* start Material supplied *

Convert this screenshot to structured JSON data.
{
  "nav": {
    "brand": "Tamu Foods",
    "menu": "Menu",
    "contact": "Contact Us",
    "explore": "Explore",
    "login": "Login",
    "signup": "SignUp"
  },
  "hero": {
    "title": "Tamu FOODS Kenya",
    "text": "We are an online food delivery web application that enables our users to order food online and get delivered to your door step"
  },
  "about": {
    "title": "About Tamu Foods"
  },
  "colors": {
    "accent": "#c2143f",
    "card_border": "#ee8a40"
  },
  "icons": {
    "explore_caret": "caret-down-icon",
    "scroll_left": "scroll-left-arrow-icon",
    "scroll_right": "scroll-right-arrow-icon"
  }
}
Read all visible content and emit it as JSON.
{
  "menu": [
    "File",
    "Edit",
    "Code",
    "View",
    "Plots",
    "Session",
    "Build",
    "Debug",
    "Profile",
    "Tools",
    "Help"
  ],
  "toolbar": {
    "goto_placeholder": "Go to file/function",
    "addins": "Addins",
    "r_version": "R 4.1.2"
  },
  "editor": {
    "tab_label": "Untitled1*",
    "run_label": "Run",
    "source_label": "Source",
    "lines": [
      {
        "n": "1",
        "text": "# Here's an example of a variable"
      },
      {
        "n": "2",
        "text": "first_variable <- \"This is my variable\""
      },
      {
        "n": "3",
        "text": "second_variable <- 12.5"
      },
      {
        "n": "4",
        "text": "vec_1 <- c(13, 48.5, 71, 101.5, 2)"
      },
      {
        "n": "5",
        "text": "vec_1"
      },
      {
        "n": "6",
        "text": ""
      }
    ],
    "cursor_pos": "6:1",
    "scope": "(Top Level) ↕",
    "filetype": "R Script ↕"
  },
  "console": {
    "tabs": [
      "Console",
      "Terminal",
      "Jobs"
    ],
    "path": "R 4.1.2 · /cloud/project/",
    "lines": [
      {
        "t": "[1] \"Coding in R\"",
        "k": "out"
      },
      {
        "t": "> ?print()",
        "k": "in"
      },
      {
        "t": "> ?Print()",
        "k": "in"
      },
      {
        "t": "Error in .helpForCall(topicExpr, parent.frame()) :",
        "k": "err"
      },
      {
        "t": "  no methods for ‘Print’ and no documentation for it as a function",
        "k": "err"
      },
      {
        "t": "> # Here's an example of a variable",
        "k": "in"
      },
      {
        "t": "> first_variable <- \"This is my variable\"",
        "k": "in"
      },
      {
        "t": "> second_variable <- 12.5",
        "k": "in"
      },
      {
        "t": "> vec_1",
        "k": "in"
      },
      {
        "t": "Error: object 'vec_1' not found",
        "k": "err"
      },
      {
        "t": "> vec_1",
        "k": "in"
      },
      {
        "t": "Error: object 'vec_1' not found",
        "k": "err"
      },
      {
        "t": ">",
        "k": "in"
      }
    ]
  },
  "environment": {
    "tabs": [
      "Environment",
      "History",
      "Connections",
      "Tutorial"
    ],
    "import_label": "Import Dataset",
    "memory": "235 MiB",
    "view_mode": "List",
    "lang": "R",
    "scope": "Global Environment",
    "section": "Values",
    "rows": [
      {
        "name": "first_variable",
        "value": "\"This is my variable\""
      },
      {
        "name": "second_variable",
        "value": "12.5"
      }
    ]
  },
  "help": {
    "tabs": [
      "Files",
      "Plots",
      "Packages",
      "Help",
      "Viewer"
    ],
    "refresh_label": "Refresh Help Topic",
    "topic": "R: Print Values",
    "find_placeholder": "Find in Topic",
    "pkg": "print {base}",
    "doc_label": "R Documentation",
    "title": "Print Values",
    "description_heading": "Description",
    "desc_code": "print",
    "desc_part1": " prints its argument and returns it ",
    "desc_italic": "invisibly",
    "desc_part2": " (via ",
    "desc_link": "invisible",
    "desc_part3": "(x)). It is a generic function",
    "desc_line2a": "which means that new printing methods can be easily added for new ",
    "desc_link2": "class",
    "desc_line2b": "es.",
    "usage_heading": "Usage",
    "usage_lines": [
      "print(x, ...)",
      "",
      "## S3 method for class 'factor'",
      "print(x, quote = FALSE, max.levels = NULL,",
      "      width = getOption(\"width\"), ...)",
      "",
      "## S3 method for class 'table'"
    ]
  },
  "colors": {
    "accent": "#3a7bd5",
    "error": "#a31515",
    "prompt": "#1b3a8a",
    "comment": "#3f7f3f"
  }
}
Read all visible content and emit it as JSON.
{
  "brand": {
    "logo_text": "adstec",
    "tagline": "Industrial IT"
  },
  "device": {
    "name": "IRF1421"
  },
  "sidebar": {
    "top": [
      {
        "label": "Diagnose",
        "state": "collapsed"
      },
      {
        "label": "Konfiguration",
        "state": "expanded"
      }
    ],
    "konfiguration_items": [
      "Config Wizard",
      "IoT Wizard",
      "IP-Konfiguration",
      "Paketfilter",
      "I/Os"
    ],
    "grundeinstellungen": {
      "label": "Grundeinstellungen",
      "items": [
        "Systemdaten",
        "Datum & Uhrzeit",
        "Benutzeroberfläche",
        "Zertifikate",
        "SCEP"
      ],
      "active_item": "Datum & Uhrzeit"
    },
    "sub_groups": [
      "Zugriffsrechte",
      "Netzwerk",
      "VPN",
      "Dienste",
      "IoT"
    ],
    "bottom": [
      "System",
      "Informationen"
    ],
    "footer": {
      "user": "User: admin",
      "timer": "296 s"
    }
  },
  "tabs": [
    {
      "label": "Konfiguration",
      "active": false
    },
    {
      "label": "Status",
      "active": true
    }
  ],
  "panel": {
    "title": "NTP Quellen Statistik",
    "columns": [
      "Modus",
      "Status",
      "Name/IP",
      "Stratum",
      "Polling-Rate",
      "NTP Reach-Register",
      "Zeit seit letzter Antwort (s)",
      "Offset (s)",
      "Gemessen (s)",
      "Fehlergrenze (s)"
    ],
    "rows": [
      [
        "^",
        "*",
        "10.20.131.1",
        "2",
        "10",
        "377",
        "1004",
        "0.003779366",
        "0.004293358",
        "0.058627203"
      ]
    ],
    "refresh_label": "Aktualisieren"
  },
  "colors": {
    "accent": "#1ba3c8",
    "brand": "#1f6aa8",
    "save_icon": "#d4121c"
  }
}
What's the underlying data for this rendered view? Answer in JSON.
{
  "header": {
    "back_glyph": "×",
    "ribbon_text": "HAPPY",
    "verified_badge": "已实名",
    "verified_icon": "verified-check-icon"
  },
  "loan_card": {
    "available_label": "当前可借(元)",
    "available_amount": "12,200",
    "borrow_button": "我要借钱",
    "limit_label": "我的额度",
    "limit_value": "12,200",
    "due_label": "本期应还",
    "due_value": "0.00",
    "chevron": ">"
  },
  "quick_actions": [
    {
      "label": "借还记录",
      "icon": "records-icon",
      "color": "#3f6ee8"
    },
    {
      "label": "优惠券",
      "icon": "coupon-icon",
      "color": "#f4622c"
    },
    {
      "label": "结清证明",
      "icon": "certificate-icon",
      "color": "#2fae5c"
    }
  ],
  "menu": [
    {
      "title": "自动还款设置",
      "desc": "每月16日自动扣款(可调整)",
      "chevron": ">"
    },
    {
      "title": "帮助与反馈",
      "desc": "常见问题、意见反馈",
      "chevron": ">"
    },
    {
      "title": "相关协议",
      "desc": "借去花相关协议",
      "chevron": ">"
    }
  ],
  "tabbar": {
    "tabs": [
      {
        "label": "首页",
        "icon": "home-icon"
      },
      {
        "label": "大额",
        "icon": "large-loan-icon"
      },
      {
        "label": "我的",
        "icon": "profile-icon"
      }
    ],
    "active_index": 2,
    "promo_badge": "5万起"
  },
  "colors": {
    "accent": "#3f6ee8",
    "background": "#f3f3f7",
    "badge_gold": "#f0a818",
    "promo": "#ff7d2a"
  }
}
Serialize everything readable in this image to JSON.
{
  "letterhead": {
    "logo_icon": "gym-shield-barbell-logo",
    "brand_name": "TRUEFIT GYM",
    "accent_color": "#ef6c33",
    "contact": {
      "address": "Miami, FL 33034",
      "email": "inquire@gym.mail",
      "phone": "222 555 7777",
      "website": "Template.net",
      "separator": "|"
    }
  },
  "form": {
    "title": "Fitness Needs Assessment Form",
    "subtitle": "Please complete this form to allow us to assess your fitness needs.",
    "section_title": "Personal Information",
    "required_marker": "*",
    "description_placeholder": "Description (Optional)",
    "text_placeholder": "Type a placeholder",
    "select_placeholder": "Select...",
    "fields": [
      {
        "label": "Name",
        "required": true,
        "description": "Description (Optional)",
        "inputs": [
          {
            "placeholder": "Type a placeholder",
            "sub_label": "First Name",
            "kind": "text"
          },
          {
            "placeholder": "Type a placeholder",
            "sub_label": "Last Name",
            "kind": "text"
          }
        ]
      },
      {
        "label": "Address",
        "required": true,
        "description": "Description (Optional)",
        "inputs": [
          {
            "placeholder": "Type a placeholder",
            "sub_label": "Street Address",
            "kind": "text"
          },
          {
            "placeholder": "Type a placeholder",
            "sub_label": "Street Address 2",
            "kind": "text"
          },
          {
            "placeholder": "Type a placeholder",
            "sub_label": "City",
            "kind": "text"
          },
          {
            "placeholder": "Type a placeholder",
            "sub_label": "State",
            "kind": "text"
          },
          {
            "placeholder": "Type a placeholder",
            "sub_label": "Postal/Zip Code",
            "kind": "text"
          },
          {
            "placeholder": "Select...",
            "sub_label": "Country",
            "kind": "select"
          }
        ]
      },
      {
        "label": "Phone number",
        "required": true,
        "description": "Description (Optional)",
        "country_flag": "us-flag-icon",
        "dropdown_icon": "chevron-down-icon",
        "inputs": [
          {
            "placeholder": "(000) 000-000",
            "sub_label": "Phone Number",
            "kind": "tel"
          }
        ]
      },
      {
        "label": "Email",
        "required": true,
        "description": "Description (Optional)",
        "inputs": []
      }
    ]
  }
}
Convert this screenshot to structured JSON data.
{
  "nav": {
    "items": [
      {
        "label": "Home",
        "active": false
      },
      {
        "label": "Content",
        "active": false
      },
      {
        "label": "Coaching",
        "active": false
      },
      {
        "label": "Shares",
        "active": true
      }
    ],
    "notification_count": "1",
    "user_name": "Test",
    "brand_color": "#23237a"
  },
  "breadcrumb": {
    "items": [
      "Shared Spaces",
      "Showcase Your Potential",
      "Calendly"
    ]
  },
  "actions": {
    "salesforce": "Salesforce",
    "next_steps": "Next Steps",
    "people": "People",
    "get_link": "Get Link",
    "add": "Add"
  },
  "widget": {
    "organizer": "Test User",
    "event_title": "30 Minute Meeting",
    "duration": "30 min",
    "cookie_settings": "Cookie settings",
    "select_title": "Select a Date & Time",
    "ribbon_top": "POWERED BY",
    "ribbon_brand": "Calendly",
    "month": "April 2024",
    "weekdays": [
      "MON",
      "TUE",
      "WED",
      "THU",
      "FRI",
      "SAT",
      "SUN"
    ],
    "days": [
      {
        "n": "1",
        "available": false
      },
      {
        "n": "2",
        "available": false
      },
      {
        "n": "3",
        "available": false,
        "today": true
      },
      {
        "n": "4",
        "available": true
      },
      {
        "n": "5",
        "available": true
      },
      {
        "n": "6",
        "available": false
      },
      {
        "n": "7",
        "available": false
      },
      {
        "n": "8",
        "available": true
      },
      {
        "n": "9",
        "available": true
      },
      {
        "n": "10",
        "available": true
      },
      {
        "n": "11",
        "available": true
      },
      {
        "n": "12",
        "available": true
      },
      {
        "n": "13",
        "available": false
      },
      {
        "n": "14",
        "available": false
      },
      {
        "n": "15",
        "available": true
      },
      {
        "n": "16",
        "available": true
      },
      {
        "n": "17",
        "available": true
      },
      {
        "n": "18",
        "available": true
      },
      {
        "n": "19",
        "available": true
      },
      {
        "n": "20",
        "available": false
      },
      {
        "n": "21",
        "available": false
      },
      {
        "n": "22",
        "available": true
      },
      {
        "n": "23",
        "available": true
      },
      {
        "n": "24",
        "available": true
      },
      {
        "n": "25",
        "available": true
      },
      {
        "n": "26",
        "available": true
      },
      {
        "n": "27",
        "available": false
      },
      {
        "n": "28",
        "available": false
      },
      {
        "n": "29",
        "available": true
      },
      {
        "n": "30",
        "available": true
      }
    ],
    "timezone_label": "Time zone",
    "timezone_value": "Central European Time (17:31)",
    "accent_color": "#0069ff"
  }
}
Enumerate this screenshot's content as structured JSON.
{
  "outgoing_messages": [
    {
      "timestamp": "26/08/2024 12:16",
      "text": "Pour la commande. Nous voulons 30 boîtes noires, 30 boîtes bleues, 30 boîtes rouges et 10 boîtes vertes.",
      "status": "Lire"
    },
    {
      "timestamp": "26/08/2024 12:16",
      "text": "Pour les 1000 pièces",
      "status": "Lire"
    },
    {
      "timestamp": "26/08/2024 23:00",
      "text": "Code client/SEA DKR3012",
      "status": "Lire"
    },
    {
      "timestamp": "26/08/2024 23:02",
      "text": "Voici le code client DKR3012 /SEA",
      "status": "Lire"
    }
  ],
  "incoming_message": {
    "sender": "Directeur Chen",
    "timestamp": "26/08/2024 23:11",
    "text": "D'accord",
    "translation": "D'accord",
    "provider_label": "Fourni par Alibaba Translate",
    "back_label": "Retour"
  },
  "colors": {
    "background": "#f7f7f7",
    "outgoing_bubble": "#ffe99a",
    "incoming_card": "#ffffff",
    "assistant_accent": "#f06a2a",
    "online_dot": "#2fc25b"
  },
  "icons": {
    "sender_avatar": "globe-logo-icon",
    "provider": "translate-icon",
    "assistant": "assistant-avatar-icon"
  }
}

* end Material supplied *

What you should do = Look over the material above and show each line where "function" appears.

Written solution =
    "goto_placeholder": "Go to file/function",
        "t": "  no methods for ‘Print’ and no documentation for it as a function",
    "desc_part3": "(x)). It is a generic function",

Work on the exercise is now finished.